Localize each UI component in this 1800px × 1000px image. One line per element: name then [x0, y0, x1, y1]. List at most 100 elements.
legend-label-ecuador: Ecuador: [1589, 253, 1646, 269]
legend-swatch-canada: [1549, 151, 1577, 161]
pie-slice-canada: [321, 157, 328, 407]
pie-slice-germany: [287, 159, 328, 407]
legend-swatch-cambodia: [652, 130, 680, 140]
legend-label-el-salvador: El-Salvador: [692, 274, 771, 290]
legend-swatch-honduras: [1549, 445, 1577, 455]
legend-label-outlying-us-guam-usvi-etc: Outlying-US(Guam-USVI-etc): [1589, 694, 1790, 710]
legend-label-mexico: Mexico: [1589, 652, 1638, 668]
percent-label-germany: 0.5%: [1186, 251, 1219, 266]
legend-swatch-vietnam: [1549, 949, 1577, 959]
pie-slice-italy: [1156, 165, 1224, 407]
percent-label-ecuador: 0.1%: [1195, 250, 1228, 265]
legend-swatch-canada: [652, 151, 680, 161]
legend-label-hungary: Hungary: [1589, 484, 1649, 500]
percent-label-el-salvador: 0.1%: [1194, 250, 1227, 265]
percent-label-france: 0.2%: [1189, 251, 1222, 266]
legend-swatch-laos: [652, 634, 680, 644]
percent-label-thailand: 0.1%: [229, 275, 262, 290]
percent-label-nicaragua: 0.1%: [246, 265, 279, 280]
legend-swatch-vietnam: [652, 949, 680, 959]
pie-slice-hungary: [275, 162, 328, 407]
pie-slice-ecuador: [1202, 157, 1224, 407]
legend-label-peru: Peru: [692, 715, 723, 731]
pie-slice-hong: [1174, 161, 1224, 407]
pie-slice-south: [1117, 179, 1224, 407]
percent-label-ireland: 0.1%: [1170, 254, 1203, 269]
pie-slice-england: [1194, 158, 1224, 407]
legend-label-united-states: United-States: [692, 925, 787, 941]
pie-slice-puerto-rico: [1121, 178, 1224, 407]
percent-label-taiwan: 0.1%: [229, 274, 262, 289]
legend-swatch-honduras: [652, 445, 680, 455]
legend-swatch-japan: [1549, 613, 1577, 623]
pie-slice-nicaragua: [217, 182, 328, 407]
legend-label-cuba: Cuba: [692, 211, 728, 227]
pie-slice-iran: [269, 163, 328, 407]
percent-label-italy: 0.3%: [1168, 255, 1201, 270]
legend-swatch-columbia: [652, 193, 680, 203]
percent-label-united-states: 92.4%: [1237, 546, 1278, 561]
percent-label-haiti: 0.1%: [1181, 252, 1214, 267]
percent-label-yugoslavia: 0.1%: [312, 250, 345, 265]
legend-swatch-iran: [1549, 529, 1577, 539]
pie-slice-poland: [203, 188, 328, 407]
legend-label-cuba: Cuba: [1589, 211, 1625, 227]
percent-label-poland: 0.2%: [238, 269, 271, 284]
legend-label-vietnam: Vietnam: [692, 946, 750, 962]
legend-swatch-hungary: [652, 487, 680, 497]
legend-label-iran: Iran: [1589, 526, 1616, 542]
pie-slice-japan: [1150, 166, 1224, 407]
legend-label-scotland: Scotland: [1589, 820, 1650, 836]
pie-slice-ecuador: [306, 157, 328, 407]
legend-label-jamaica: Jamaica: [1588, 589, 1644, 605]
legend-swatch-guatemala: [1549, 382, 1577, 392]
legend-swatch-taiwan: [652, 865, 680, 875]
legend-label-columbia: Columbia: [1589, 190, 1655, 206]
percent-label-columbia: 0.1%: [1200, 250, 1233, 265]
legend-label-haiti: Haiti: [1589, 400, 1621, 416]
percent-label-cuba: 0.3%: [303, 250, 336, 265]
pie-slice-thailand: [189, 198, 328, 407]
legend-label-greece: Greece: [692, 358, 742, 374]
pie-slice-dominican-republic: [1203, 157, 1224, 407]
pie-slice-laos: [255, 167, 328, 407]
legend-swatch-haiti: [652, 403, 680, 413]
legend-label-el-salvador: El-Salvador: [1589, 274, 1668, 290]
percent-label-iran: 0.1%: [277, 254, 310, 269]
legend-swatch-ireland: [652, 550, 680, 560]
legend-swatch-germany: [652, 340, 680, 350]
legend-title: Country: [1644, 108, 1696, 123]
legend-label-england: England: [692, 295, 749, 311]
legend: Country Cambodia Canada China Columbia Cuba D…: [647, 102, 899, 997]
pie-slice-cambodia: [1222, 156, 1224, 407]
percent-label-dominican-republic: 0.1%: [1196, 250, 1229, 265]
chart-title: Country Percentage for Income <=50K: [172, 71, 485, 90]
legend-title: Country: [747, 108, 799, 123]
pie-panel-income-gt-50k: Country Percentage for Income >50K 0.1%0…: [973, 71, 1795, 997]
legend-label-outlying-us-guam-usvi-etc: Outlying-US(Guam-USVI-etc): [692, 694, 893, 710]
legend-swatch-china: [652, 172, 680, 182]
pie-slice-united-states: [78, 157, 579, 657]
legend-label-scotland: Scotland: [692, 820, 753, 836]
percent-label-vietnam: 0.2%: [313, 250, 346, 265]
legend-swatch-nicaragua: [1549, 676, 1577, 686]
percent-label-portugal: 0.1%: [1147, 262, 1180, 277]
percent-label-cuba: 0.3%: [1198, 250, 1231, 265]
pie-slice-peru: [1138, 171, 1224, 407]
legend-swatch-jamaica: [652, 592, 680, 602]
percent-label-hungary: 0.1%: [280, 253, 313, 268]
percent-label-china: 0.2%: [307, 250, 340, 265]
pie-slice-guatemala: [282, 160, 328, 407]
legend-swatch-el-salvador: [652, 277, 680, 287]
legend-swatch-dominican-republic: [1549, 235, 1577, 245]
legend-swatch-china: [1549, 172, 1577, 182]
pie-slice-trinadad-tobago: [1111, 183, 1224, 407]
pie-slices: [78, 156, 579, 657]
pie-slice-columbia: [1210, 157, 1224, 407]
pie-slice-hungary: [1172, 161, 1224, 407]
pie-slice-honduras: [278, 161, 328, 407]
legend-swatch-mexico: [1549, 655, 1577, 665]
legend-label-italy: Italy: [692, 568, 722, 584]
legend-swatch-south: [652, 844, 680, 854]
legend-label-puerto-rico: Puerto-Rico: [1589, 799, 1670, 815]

__________

Format the material above as a Markdown table with the columns Row and Line. Number each line in Row, and leave out any blank lines.

- _WORKED ANSWER_:
| Row | Line |
|---|---|
| 1 | Localize each UI component in this 1800px × 1000px image. One line per element: name then [x0, y0, x1, y1]. List at most 100 elements. |
| 2 | legend-label-ecuador: Ecuador: [1589, 253, 1646, 269] |
| 3 | legend-swatch-canada: [1549, 151, 1577, 161] |
| 4 | pie-slice-canada: [321, 157, 328, 407] |
| 5 | pie-slice-germany: [287, 159, 328, 407] |
| 6 | legend-swatch-cambodia: [652, 130, 680, 140] |
| 7 | legend-label-el-salvador: El-Salvador: [692, 274, 771, 290] |
| 8 | legend-swatch-honduras: [1549, 445, 1577, 455] |
| 9 | legend-label-outlying-us-guam-usvi-etc: Outlying-US(Guam-USVI-etc): [1589, 694, 1790, 710] |
| 10 | legend-label-mexico: Mexico: [1589, 652, 1638, 668] |
| 11 | percent-label-germany: 0.5%: [1186, 251, 1219, 266] |
| 12 | legend-swatch-vietnam: [1549, 949, 1577, 959] |
| 13 | pie-slice-italy: [1156, 165, 1224, 407] |
| 14 | percent-label-ecuador: 0.1%: [1195, 250, 1228, 265] |
| 15 | legend-swatch-canada: [652, 151, 680, 161] |
| 16 | legend-label-hungary: Hungary: [1589, 484, 1649, 500] |
| 17 | percent-label-el-salvador: 0.1%: [1194, 250, 1227, 265] |
| 18 | percent-label-france: 0.2%: [1189, 251, 1222, 266] |
| 19 | legend-swatch-laos: [652, 634, 680, 644] |
| 20 | percent-label-thailand: 0.1%: [229, 275, 262, 290] |
| 21 | percent-label-nicaragua: 0.1%: [246, 265, 279, 280] |
| 22 | legend-swatch-vietnam: [652, 949, 680, 959] |
| 23 | pie-slice-hungary: [275, 162, 328, 407] |
| 24 | pie-slice-ecuador: [1202, 157, 1224, 407] |
| 25 | legend-label-peru: Peru: [692, 715, 723, 731] |
| 26 | pie-slice-hong: [1174, 161, 1224, 407] |
| 27 | pie-slice-south: [1117, 179, 1224, 407] |
| 28 | percent-label-ireland: 0.1%: [1170, 254, 1203, 269] |
| 29 | pie-slice-england: [1194, 158, 1224, 407] |
| 30 | legend-label-united-states: United-States: [692, 925, 787, 941] |
| 31 | pie-slice-puerto-rico: [1121, 178, 1224, 407] |
| 32 | percent-label-taiwan: 0.1%: [229, 274, 262, 289] |
| 33 | legend-swatch-honduras: [652, 445, 680, 455] |
| 34 | legend-swatch-japan: [1549, 613, 1577, 623] |
| 35 | pie-slice-nicaragua: [217, 182, 328, 407] |
| 36 | legend-label-cuba: Cuba: [692, 211, 728, 227] |
| 37 | pie-slice-iran: [269, 163, 328, 407] |
| 38 | percent-label-italy: 0.3%: [1168, 255, 1201, 270] |
| 39 | legend-swatch-columbia: [652, 193, 680, 203] |
| 40 | percent-label-united-states: 92.4%: [1237, 546, 1278, 561] |
| 41 | percent-label-haiti: 0.1%: [1181, 252, 1214, 267] |
| 42 | percent-label-yugoslavia: 0.1%: [312, 250, 345, 265] |
| 43 | legend-swatch-iran: [1549, 529, 1577, 539] |
| 44 | pie-slice-poland: [203, 188, 328, 407] |
| 45 | legend-label-cuba: Cuba: [1589, 211, 1625, 227] |
| 46 | percent-label-poland: 0.2%: [238, 269, 271, 284] |
| 47 | legend-label-vietnam: Vietnam: [692, 946, 750, 962] |
| 48 | legend-swatch-hungary: [652, 487, 680, 497] |
| 49 | legend-label-iran: Iran: [1589, 526, 1616, 542] |
| 50 | pie-slice-japan: [1150, 166, 1224, 407] |
| 51 | legend-label-scotland: Scotland: [1589, 820, 1650, 836] |
| 52 | pie-slice-ecuador: [306, 157, 328, 407] |
| 53 | legend-label-jamaica: Jamaica: [1588, 589, 1644, 605] |
| 54 | legend-swatch-guatemala: [1549, 382, 1577, 392] |
| 55 | legend-swatch-taiwan: [652, 865, 680, 875] |
| 56 | legend-label-columbia: Columbia: [1589, 190, 1655, 206] |
| 57 | percent-label-columbia: 0.1%: [1200, 250, 1233, 265] |
| 58 | legend-label-haiti: Haiti: [1589, 400, 1621, 416] |
| 59 | percent-label-cuba: 0.3%: [303, 250, 336, 265] |
| 60 | pie-slice-thailand: [189, 198, 328, 407] |
| 61 | legend-label-greece: Greece: [692, 358, 742, 374] |
| 62 | pie-slice-dominican-republic: [1203, 157, 1224, 407] |
| 63 | pie-slice-laos: [255, 167, 328, 407] |
| 64 | legend-swatch-haiti: [652, 403, 680, 413] |
| 65 | legend-label-el-salvador: El-Salvador: [1589, 274, 1668, 290] |
| 66 | percent-label-iran: 0.1%: [277, 254, 310, 269] |
| 67 | legend-swatch-ireland: [652, 550, 680, 560] |
| 68 | legend-swatch-germany: [652, 340, 680, 350] |
| 69 | legend-title: Country: [1644, 108, 1696, 123] |
| 70 | legend-label-england: England: [692, 295, 749, 311] |
| 71 | legend: Country Cambodia Canada China Columbia Cuba D…: [647, 102, 899, 997] |
| 72 | pie-slice-cambodia: [1222, 156, 1224, 407] |
| 73 | percent-label-dominican-republic: 0.1%: [1196, 250, 1229, 265] |
| 74 | chart-title: Country Percentage for Income <=50K: [172, 71, 485, 90] |
| 75 | legend-title: Country: [747, 108, 799, 123] |
| 76 | pie-panel-income-gt-50k: Country Percentage for Income >50K 0.1%0…: [973, 71, 1795, 997] |
| 77 | legend-label-outlying-us-guam-usvi-etc: Outlying-US(Guam-USVI-etc): [692, 694, 893, 710] |
| 78 | legend-swatch-china: [652, 172, 680, 182] |
| 79 | pie-slice-united-states: [78, 157, 579, 657] |
| 80 | legend-label-scotland: Scotland: [692, 820, 753, 836] |
| 81 | percent-label-vietnam: 0.2%: [313, 250, 346, 265] |
| 82 | legend-swatch-nicaragua: [1549, 676, 1577, 686] |
| 83 | percent-label-portugal: 0.1%: [1147, 262, 1180, 277] |
| 84 | percent-label-cuba: 0.3%: [1198, 250, 1231, 265] |
| 85 | pie-slice-peru: [1138, 171, 1224, 407] |
| 86 | legend-swatch-jamaica: [652, 592, 680, 602] |
| 87 | percent-label-hungary: 0.1%: [280, 253, 313, 268] |
| 88 | percent-label-china: 0.2%: [307, 250, 340, 265] |
| 89 | pie-slice-guatemala: [282, 160, 328, 407] |
| 90 | legend-swatch-el-salvador: [652, 277, 680, 287] |
| 91 | legend-swatch-dominican-republic: [1549, 235, 1577, 245] |
| 92 | legend-swatch-china: [1549, 172, 1577, 182] |
| 93 | pie-slice-trinadad-tobago: [1111, 183, 1224, 407] |
| 94 | pie-slices: [78, 156, 579, 657] |
| 95 | pie-slice-columbia: [1210, 157, 1224, 407] |
| 96 | pie-slice-hungary: [1172, 161, 1224, 407] |
| 97 | pie-slice-honduras: [278, 161, 328, 407] |
| 98 | legend-swatch-mexico: [1549, 655, 1577, 665] |
| 99 | legend-label-italy: Italy: [692, 568, 722, 584] |
| 100 | legend-swatch-south: [652, 844, 680, 854] |
| 101 | legend-label-puerto-rico: Puerto-Rico: [1589, 799, 1670, 815] |